[A block of data]
_ _ _ _ _ _ _

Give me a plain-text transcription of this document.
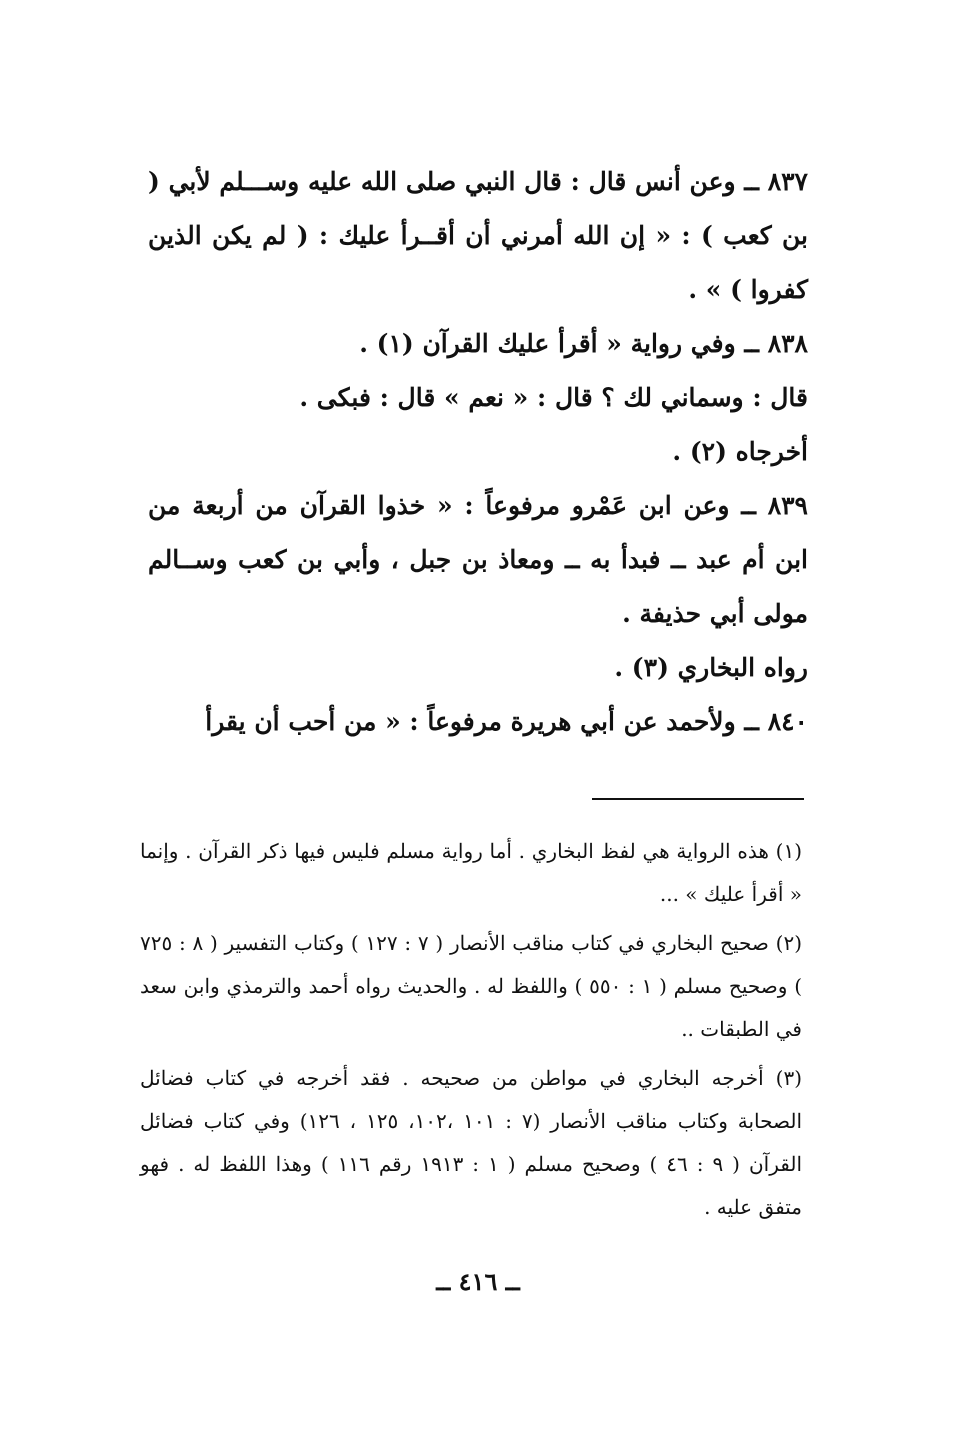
٨٣٧ ــ وعن أنس قال : قال النبي صلى الله عليه وســـلم لأبي ( بن كعب ) : « إن الله أمرني أن أقــرأ عليك : ( لم يكن الذين كفروا ) » .

٨٣٨ ــ وفي رواية « أقرأ عليك القرآن (١) .

قال : وسماني لك ؟ قال : « نعم » قال : فبكى .

أخرجاه (٢) .

٨٣٩ ــ وعن ابن عَمْرو مرفوعاً : « خذوا القرآن من أربعة من ابن أم عبد ــ فبدأ به ــ ومعاذ بن جبل ، وأبي بن كعب وســالم مولى أبي حذيفة .

رواه البخاري (٣) .

٨٤٠ ــ ولأحمد عن أبي هريرة مرفوعاً : « من أحب أن يقرأ

(١) هذه الرواية هي لفظ البخاري . أما رواية مسلم فليس فيها ذكر القرآن . وإنما « أقرأ عليك » ...

(٢) صحيح البخاري في كتاب مناقب الأنصار ( ٧ : ١٢٧ ) وكتاب التفسير ( ٨ : ٧٢٥ ) وصحيح مسلم ( ١ : ٥٥٠ ) واللفظ له . والحديث رواه أحمد والترمذي وابن سعد في الطبقات ..

(٣) أخرجه البخاري في مواطن من صحيحه . فقد أخرجه في كتاب فضائل الصحابة وكتاب مناقب الأنصار (٧ : ١٠١ ،١٠٢، ١٢٥ ، ١٢٦) وفي كتاب فضائل القرآن ( ٩ : ٤٦ ) وصحيح مسلم ( ١ : ١٩١٣ رقم ١١٦ ) وهذا اللفظ له . فهو متفق عليه .

ــ ٤١٦ ــ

_ _ _ _ _ _ _

- _What is being asked_
Search the data for the string "مناقب". List each line that has it.

- _Correct result_
(٢) صحيح البخاري في كتاب مناقب الأنصار ( ٧ : ١٢٧ ) وكتاب التفسير ( ٨ : ٧٢٥ ) وصحيح مسلم ( ١ : ٥٥٠ ) واللفظ له . والحديث رواه أحمد والترمذي وابن سعد في الطبقات ..
(٣) أخرجه البخاري في مواطن من صحيحه . فقد أخرجه في كتاب فضائل الصحابة وكتاب مناقب الأنصار (٧ : ١٠١ ،١٠٢، ١٢٥ ، ١٢٦) وفي كتاب فضائل القرآن ( ٩ : ٤٦ ) وصحيح مسلم ( ١ : ١٩١٣ رقم ١١٦ ) وهذا اللفظ له . فهو متفق عليه .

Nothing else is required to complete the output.